PASSAGE PROVIDED
==========
We needed something recognizably “conference room” to document our new prototype in, so we created a new office space. By the time I walked in, a colleague had nested a table, chairs, a desk lap, and a plant in a three-sided space with whiteboard and wall art. With her hands moving and gaze focused her intentions were obvious. I joined the flow without interruption or interference. My intentions too were communicated through my body language, so she was able to seamlessly transition from solo work to collaborative work, no premeditation needed. We were in AltspaceVR.

The most common pushback I hear when I nudge people to collaborate via VR, after the not-insignificant hurdles of access to headset hardware and at home internet infrastructure, is “Sure, working in VR is good for architects or game designers, but if you just need to go over documents it’s pointless.” I’ll give you this; VR sucks at documents. But we didn’t throw our laptops away just because smartphones were invented.

When writing long emails or reports, you probably still resort to a full-sized tactile keyboard, but if you just need to jot a text or one-sentence email, a phone is fine. The same rules apply for when to use VR. Communicating about a topic that needs specificity and a record of who said what when? Email please. Need a quick and dirty info dump with instant feedback? Video call every time. Feeling distant and want to connect with collaborators is a deeper, slower, less directed way? VR is the place.

With the slide deck only half done, I was feeling lost. What was the goal again? What story were we trying to tell here? I’d tried reordering the slides in PowerPoint, but nothing felt right, so I flipped to our team chat and asked for help. Slides loaded. Headsets on. The deck now hung in the air between us. As we talked, three sets of hands grabbed, piled, ordered, reordered, tossed, and traded. It was messy work but soon the shape of the presentation became clear. We were in our virtual office, a space-tool we made using Microsoft's Mixed Reality Extension and Mixed Reality Toolkit frameworks.

None of this is a maybe-future. These activities and strategies are available right now. The biggest change needed is the willingness to try a new way. To strap a thing to your face and decide it’s ok to look, feel, and act silly. All us non-essential workers are stuck home in sweatpants anyway. Why not take the opportunity now to take yourself and your work and your coworkers a little less seriously?

My calendar confessed most of the day would be clogged with meetings. Antsy with 20 minutes to go before the first call, I put on music, spread my feet, and punched to the beat as my targets streamed past, red for my right hand, blue for my left. With the difficulty on medium, I was cooking up a chain of perfect hits and feeling the glow. Three songs in and I could feel the apprehension drain, just in time. I was in Moon Rider VR.
==========
AIM OF THE TASK
Reproduce the passage on working in VR, starting at "With the slide" and ending at "Reality Toolkit frameworks.". The lines below the text were taken from a different source.

ENTRIES SUPPLIED
==========
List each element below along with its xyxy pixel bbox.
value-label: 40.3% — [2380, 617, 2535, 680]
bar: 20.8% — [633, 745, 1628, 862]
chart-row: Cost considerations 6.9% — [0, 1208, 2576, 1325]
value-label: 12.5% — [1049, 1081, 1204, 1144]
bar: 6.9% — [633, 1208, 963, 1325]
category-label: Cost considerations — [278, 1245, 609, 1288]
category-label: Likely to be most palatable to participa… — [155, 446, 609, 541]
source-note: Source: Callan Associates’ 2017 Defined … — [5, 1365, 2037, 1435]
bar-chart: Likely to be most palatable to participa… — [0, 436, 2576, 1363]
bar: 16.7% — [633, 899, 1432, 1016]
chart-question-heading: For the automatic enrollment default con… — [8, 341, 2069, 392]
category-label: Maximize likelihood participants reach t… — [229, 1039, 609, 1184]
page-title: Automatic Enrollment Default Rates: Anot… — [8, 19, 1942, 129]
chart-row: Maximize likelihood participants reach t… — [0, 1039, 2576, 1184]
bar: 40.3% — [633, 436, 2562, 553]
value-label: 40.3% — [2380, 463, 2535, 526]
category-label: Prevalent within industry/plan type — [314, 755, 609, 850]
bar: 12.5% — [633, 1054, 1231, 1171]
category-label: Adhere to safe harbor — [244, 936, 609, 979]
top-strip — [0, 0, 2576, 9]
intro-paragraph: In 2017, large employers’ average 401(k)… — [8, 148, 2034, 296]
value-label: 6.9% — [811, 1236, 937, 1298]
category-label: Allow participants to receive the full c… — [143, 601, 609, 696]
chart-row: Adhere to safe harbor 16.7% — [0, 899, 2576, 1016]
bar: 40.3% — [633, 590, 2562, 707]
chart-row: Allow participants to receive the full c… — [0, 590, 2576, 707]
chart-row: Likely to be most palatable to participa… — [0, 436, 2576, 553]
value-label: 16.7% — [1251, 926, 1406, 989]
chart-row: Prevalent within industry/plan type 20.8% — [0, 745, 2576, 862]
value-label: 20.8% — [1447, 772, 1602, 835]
==========
ANSWER
With the slide deck only half done, I was feeling lost. What was the goal again? What story were we trying to tell here? I’d tried reordering the slides in PowerPoint, but nothing felt right, so I flipped to our team chat and asked for help. Slides loaded. Headsets on. The deck now hung in the air between us. As we talked, three sets of hands grabbed, piled, ordered, reordered, tossed, and traded. It was messy work but soon the shape of the presentation became clear. We were in our virtual office, a space-tool we made using Microsoft's Mixed Reality Extension and Mixed Reality Toolkit frameworks.